**TEXT:**
.....
X-AspNet-Version and X-AspNetMvc-Version

ASP.NET version is disabled using the enableVersionHeader attribute

<system.web>
  <httpRuntime enableVersionHeader="false" />
</system.web>

To remove X-AspNetMvc-Version, "MvcHandler.DisableMvcResponseHeader = true" is added to the Application_Start event of the global.asax or global.asax.cs as in the examples below

protected void Application_Start()
{
    MvcHandler.DisableMvcResponseHeader = true;
}
or

    Sub Application_Start()
        MvcHandler.DisableMvcResponseHeader = True
    End Sub

Example web.config and response

An example web.config removing the server, X-Powered-By and X-AspNet-Version would look like

<?xml version="1.0" encoding="UTF-8"?>
<configuration>
  <system.web>
    <httpRuntime enableVersionHeader="false" />
  </system.web>
  <system.webServer>
    <security>
      <requestFiltering removeServerHeader="true" />
    </security>
    <httpProtocol>
      <customHeaders>
        <remove name="X-Powered-By" />
      </customHeaders>
    </httpProtocol>
  </system.webServer>
</configuration>
Then, along with the project update for MVC, the resulting response header would be



Additional Response Headers

Additional response headers may be required, for example Content-Security-Policy (https://content-security-policy.com/), to set restrictions on how elements are loaded on the site.  Because various headers may be required, a basic syntax example is

<httpProtocol>
  <customHeaders>
    <add name="headerName" value="setting or directive" />
  </customHeaders>
</httpProtocol>
As an example, and not explicitly a guide, nopCommerce has many of these customHeaders set by default, as seen below

<httpProtocol>
  <customHeaders>
    <add name="X-XSS-Protection" value="1; mode=block" />
    <add name="X-Frame-Options" value="SAMEORIGIN" />
    <add name="X-Content-Type-Options" value="nosniff" />
    <add name="Strict-Transport-Security" value="max-age=31536000; includeSubDomains" />
    <add name="Content-Security-Policy" value="default-src 'self'; connect-src *; font-src * data:; frame-src *; img-src * data:; media-src *; object-src *; script-src * 'unsafe-inline' 'unsafe-eval'; style-src * 'unsafe-inline';" />
    <add name="Referrer-Policy" value="same-origin" />
    <add name="Permissions-Policy" value="accelerometer=(), camera=(), geolocation=(), gyroscope=(), magnetometer=(), microphone=(), payment=*, usb=()" />
  </customHeaders>
</httpProtocol>
Note that setting these customHeaders can have unintended consequences on what elements are being loaded on the site.  And extra care and review may be required versus the headers detailed in the first section of the article.
.....
**EXCERPTED DATA:**
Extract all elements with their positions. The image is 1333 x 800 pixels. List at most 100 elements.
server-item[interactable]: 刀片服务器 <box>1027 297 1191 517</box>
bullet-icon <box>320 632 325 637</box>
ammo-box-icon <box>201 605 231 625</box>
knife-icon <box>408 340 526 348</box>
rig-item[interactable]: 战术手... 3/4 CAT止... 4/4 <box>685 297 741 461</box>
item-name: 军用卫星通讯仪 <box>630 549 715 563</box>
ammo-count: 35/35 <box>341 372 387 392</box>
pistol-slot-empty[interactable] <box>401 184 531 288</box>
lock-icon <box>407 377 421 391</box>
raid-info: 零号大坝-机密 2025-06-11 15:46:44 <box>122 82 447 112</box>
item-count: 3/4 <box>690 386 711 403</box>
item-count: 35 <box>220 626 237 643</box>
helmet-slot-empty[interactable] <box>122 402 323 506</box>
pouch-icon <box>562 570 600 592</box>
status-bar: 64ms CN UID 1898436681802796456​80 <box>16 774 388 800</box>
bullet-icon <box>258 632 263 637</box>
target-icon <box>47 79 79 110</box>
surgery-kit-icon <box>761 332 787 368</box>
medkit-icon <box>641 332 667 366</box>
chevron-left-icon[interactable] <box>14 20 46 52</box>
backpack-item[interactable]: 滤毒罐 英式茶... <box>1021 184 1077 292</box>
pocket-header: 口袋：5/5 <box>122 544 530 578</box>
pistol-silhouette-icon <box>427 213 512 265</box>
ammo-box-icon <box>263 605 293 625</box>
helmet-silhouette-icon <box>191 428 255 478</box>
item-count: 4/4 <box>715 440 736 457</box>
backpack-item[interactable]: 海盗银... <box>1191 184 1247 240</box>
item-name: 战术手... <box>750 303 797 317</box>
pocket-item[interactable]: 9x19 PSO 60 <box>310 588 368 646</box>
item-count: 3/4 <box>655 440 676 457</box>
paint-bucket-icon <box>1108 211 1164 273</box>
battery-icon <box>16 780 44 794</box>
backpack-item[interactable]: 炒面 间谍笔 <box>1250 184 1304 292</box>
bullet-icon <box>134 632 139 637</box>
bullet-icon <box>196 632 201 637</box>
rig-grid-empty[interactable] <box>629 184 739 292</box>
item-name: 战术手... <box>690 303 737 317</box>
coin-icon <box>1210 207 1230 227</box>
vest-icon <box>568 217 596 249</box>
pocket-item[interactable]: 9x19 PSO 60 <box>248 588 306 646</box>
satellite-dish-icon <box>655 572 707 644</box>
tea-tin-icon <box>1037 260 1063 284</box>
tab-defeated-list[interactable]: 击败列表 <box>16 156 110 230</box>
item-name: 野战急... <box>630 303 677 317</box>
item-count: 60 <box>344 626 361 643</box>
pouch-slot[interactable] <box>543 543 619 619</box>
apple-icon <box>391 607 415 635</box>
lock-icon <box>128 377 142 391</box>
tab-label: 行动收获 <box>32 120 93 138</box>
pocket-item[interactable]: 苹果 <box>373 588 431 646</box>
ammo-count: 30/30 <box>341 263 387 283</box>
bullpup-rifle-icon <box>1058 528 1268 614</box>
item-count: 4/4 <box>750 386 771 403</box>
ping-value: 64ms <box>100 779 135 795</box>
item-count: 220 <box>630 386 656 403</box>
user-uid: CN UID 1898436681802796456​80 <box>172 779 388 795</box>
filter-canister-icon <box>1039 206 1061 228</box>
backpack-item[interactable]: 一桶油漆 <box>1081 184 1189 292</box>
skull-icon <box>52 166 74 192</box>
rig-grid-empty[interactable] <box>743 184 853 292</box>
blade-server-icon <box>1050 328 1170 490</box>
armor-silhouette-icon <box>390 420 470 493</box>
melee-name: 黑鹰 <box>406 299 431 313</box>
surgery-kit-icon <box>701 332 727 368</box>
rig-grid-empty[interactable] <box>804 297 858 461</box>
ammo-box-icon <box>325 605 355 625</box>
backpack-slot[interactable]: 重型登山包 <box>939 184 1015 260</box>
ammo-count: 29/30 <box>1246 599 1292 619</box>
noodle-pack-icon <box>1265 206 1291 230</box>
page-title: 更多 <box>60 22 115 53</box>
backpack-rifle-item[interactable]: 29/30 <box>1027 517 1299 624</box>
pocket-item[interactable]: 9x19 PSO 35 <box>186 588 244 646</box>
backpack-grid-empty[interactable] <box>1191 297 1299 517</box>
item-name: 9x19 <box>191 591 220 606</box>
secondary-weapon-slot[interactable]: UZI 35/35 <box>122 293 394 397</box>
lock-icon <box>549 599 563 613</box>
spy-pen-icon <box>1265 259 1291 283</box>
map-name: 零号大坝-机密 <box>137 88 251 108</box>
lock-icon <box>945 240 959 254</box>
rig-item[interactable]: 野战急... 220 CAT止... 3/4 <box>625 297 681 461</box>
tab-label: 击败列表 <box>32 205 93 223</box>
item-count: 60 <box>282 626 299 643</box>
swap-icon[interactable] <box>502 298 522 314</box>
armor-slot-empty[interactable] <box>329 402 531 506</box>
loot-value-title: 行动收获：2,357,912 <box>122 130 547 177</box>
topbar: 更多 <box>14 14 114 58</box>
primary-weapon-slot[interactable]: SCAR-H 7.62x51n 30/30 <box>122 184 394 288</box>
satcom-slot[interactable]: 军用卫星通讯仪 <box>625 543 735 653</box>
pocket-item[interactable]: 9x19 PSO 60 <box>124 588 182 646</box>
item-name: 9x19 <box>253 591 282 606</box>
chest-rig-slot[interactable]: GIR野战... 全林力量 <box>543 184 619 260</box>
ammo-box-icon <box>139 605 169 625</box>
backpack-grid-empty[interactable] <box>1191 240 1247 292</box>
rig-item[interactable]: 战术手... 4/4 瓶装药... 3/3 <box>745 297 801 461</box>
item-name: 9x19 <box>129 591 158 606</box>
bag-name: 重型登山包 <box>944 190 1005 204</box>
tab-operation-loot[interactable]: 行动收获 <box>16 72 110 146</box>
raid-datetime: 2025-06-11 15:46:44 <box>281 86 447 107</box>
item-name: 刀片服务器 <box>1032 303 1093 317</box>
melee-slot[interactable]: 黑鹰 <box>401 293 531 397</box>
.....
**WHAT TO WORK ON:**
A: List every header name that the response-header text shows nopCommerce setting by default.
B: Answer these questions from the response-header text:
(i) Which attribute disables the ASP.NET version header?
(ii) In which event is MvcHandler.DisableMvcResponseHeader set to true?
(iii) What value does nopCommerce give the X-Frame-Options header by default?
C: Output the part of the response-header text that opens with the words containing "X-AspNet-Version and X-AspNetMvc-Version" and closes with "protected void Application_Start()".

**ANSWERS:**
A:
X-XSS-Protection
X-Frame-Options
X-Content-Type-Options
Strict-Transport-Security
Content-Security-Policy
Referrer-Policy
Permissions-Policy

B:
(i) enableVersionHeader, set to "false" on httpRuntime
(ii) The Application_Start event of global.asax or global.asax.cs
(iii) SAMEORIGIN

C:
X-AspNet-Version and X-AspNetMvc-Version

ASP.NET version is disabled using the enableVersionHeader attribute

<system.web>
  <httpRuntime enableVersionHeader="false" />
</system.web>

To remove X-AspNetMvc-Version, "MvcHandler.DisableMvcResponseHeader = true" is added to the Application_Start event of the global.asax or global.asax.cs as in the examples below

protected void Application_Start()